=== TASK BRIEF ===
Where a line of the material contains the string "globe", copy that line.

=== THE DATA ===
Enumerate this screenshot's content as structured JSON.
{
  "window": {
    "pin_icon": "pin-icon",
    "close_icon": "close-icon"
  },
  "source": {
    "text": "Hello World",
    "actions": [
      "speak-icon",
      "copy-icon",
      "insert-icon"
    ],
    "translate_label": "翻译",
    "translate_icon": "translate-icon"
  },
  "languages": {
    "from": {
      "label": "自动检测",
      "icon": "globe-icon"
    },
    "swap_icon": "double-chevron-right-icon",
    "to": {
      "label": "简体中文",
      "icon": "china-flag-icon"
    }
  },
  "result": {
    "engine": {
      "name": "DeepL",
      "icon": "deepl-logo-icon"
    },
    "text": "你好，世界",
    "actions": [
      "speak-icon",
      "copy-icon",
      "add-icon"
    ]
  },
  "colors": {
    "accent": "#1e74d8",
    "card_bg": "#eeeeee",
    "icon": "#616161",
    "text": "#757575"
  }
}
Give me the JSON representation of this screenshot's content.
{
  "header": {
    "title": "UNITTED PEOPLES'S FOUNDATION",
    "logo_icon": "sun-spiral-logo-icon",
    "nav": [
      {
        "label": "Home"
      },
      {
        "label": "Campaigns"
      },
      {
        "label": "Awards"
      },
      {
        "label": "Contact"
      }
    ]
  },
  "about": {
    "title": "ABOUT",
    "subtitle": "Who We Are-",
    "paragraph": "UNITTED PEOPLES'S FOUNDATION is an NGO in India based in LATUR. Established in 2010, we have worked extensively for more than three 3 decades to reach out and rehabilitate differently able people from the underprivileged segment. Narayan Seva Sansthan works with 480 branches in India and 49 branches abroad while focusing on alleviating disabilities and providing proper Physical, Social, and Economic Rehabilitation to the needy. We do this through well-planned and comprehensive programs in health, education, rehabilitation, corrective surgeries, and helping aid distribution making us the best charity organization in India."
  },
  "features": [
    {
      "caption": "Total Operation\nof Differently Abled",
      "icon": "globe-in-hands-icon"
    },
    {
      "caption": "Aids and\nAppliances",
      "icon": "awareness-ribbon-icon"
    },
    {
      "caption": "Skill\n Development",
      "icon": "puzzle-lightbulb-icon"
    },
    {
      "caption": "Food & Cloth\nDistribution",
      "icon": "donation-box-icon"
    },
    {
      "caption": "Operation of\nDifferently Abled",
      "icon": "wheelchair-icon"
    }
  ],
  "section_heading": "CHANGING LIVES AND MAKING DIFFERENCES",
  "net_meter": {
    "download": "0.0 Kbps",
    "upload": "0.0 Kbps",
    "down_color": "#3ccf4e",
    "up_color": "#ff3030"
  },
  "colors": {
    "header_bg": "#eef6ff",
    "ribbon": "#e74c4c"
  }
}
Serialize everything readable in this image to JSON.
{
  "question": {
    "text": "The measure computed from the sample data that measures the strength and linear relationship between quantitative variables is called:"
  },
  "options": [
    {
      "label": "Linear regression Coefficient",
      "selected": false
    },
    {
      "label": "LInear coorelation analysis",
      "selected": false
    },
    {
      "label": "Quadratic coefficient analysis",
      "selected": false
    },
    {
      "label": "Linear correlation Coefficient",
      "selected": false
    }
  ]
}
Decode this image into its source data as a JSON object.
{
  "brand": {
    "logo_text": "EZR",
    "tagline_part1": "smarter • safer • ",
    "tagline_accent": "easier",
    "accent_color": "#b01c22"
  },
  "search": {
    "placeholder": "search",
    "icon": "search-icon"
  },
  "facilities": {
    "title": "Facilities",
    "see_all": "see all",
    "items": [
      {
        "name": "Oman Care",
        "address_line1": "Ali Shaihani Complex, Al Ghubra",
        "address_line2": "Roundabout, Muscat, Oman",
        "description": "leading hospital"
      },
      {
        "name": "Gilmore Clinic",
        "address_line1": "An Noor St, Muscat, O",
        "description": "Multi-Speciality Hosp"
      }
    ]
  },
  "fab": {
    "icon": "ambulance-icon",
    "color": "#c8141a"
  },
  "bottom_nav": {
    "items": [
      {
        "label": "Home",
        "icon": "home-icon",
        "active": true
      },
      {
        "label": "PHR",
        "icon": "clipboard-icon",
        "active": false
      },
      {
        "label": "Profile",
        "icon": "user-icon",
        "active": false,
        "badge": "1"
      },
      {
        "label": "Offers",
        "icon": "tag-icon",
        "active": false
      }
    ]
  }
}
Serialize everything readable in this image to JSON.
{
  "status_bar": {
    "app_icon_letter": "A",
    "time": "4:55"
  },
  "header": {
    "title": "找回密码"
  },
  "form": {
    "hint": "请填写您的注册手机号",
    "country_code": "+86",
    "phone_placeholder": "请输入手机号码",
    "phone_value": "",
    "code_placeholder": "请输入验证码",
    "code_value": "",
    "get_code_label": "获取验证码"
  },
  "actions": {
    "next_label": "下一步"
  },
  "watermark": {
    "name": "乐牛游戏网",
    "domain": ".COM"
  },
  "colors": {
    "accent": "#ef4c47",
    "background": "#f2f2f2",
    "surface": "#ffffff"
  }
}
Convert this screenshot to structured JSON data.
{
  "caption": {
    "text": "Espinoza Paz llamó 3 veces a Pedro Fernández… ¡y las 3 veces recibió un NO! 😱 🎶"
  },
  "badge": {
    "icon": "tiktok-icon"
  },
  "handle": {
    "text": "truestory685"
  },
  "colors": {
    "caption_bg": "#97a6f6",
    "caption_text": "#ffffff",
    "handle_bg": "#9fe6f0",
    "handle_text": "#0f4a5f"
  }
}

=== CORRECT OUTPUT ===
      "icon": "globe-icon"
      "icon": "globe-in-hands-icon"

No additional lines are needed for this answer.